▶ **What is asked**:
Give the listing below again in full, exactly as written.

▶ **Material supplied**:
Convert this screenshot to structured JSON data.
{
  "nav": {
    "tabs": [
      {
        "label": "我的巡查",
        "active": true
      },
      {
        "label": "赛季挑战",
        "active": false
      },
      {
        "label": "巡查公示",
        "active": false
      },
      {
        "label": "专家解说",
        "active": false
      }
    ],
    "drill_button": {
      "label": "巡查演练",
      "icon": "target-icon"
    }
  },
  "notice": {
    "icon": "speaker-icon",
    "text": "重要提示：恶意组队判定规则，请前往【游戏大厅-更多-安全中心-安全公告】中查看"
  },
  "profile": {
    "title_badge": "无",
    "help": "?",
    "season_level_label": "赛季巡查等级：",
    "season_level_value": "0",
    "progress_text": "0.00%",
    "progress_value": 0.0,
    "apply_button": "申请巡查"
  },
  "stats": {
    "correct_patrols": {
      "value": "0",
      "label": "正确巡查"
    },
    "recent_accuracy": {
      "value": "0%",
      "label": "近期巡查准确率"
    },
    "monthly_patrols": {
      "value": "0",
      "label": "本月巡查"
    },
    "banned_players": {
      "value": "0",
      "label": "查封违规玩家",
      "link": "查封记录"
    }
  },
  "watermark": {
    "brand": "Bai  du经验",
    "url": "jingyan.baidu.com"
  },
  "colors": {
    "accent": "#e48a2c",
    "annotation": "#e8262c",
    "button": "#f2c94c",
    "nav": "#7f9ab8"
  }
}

▶ **Reply to the task**:
Convert this screenshot to structured JSON data.
{
  "nav": {
    "tabs": [
      {
        "label": "我的巡查",
        "active": true
      },
      {
        "label": "赛季挑战",
        "active": false
      },
      {
        "label": "巡查公示",
        "active": false
      },
      {
        "label": "专家解说",
        "active": false
      }
    ],
    "drill_button": {
      "label": "巡查演练",
      "icon": "target-icon"
    }
  },
  "notice": {
    "icon": "speaker-icon",
    "text": "重要提示：恶意组队判定规则，请前往【游戏大厅-更多-安全中心-安全公告】中查看"
  },
  "profile": {
    "title_badge": "无",
    "help": "?",
    "season_level_label": "赛季巡查等级：",
    "season_level_value": "0",
    "progress_text": "0.00%",
    "progress_value": 0.0,
    "apply_button": "申请巡查"
  },
  "stats": {
    "correct_patrols": {
      "value": "0",
      "label": "正确巡查"
    },
    "recent_accuracy": {
      "value": "0%",
      "label": "近期巡查准确率"
    },
    "monthly_patrols": {
      "value": "0",
      "label": "本月巡查"
    },
    "banned_players": {
      "value": "0",
      "label": "查封违规玩家",
      "link": "查封记录"
    }
  },
  "watermark": {
    "brand": "Bai  du经验",
    "url": "jingyan.baidu.com"
  },
  "colors": {
    "accent": "#e48a2c",
    "annotation": "#e8262c",
    "button": "#f2c94c",
    "nav": "#7f9ab8"
  }
}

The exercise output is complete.